Document text -

——

The lab workflow for PDMS chips:

Foto diagrama workflow

1-Molding of the upper half

1. Negative: a laser cuts the tape that is adhered to an acetate. The remaining tape is removed carefully. The channels and the chambers, as well as the input and the output have been cutted and the negative has been created. More info about the protocols involved here.

2. Molding box: (Find the polymerization chamber in our github). Once the negative has been created, it is time to align the acetate with the marks in the polymerization chamber. Depending on the chosen configuration, it might be worth to place the perforated base on the bottom of the acetate.

3. PDMS casting: PDMS casting was made inside an lab oven most of times. Curing time depended on the drying method selected. More info about the protocols involved here.

2-Molding of the lower half

The process is repeated without the negative.

3-Fixing the two halves

The selected method for fixing both halves was plasma bonding.More info about the protocols involved here.

4-Creating the input and the outputs

We usually used to hole punch the PDMS inlet/outlet with a needle. But we cured the PDMS with a needle inside as another negative volume for molding.More info about the protocols involved here.

5-Injecting fluids into the chip

Automatic controlled microvolume pressure pumps have been developed specifically for our microfluidic chips. Specific plans of the pumps design can be found in our github.

The hardware is mainly composed of different modules, interconnected for two main purposes: distributing the powers rails through all the modules and communicating each module with the main controller.

Figure 1: Diagram of the different platforms that run the system.

Broadly the system is composed of four main sections:

1. A pump system on a microlitre scale. Composed of eight stepper motors, controlling the syringe’s pumps. It is in charge of injecting and removing the fluid from the chips. This system is directly connected to a 12V power supply and controlled through the digital pins from the main controller, Arduino Mega.

——

Entries shown -
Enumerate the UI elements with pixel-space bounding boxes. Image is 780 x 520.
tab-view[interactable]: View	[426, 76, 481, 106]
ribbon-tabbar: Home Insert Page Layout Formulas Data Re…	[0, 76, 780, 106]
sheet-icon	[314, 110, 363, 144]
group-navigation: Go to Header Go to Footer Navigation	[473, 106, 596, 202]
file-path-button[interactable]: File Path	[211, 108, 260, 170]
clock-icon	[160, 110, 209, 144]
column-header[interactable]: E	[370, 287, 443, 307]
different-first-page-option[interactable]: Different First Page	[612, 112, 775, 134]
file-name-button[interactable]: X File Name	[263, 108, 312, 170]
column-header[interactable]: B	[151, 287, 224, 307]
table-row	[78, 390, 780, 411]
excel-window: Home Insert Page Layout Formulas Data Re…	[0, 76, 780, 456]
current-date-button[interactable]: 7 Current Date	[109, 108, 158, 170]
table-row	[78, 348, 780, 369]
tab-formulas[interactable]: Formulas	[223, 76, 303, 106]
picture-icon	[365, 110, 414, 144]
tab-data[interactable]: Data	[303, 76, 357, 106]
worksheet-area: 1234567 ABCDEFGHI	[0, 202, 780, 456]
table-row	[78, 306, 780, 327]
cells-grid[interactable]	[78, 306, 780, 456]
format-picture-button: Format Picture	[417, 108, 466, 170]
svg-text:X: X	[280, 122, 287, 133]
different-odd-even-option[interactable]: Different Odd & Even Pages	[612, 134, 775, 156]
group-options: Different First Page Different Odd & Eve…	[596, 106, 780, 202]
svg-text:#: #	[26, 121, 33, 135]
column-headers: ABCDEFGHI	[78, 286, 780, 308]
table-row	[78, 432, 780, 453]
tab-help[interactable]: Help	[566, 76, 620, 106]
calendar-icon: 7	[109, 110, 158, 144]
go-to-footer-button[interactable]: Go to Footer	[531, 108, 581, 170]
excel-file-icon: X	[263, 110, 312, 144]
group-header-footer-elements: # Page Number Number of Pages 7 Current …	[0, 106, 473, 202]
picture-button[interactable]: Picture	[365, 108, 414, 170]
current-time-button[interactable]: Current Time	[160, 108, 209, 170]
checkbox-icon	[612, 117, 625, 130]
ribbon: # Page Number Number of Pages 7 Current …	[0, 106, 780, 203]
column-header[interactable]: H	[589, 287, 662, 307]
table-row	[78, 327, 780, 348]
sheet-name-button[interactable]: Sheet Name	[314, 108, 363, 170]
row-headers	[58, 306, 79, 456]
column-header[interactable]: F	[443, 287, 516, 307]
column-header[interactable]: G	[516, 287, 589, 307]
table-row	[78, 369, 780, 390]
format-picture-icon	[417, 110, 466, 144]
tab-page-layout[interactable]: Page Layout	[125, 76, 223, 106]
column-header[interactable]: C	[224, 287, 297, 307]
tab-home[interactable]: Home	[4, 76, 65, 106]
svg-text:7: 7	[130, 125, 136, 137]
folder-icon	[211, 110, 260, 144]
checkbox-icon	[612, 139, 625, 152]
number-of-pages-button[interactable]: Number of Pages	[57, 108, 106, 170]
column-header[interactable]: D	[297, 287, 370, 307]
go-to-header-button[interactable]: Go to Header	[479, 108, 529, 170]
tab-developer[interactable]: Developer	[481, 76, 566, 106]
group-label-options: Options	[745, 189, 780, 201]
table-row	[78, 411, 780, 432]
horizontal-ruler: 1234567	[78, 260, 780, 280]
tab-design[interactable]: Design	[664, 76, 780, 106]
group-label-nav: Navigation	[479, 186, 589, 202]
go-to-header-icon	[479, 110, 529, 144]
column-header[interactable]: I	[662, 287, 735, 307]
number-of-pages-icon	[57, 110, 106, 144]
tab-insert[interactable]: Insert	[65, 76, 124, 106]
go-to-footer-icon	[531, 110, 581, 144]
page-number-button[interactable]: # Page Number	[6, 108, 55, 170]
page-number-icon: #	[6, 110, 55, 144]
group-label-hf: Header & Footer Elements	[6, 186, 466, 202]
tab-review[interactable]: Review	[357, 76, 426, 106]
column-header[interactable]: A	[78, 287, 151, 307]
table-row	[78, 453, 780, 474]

——

Exercise set -
1 - Say whether each statement below agrees with the PDMS chip workflow text, answering yes or no and quoting the deciding words of the text: (a) Plasma bonding was used to fix the two halves together. (b) The lower half is molded with the same negative as the upper half. (c) The microlitre pump system uses six stepper motors.
2 - Continue the PDMS chip workflow text from the point where it stops.

Answers provided -
1 -
(a) Yes: "The selected method for fixing both halves was plasma bonding."
(b) No: "The process is repeated without the negative."
(c) No: "Composed of eight stepper motors"

2 -
2. A potentiostatic measurement system, the Rodeostat, directly connected to the microfluidic chip. It connects directly to the Arduino (Which governs the device) through Serial communication. For that purpose, the pins 26 and 31 of the P14 connector in the RodeoStat have been connected to the RX2 and TX2 pins on the Arduino Mega. The system is supplied by the 5V pin of the Arduino Mega power converter. For a more detailed description of the system, connection checks this threat where we have explained to the RodeoStat community our set up.

3. A WiFi module, designed and developed by ourselves. The system is based on the board ESP8266, broadly extended in IoT applications. It communicates to Arduino through Serial protocol through its RX3 and TX3 pins. The purpose of this module is to uploads the data sent by Arduino to an external cloud server on FireBase. You could go over all the schematic and board designs on our GitHub.

The main controller which operates the rest of the components, Arduino Mega 2560.

CAUTION: The controllers has several modifications that allow it to work in the device. Trying to replicate it without the modifications is dangerous and can imply the universe destruction:

1. Arduino’s M7 diode, which job is to avoid an eventual situation of reverse current, has been removed. This is because of his inability to stand the 4 amperes that go through the system when the 8 motors are at their full capacity. In its position, we have solder a IRLZ44N transistor, able to stand up to 50 A. To do it, the pins of the source and drain were connected in a similar way as the pins of the diode and the gate pin was connected to the 12V power supply. A heat sink was also put in the upper side.

2. An Arduino Shield was mounted to increase the total of pins to 8 Vin an 8 GND, to connects the power of the motor drivers.

Foto Arduino

Software

As we have introduced in the previous section, our system is like a patchwork, with several different platforms including actuators, sensors and control elements.

Although is essential to correctly choose the programming language for the different platforms, it is mandatory to keep an eye choosing the communication protocols between all of the device’s platforms.

Figure 3: The platform’s programming languages employed and the communication protocols between all of them.

In our circuit there are five platforms liable to be programmed:

1. The ESP8266, module in charge of all the wifi communications. We have kept the original firmware because we didn’t have time to reprogramme it during this call.

2. In the Rodeostat, potentiostat responsible of the electrochemical measurements of the sensor, we modify the original firmware so it could be controlled through the Arduino Mega, instead of a computer.

3. The Arduino Mega controls all the device, handling the motors, receiving the Rodeostat measurements and sending them to the cloud through the WiFi module or the serial communication with the PC.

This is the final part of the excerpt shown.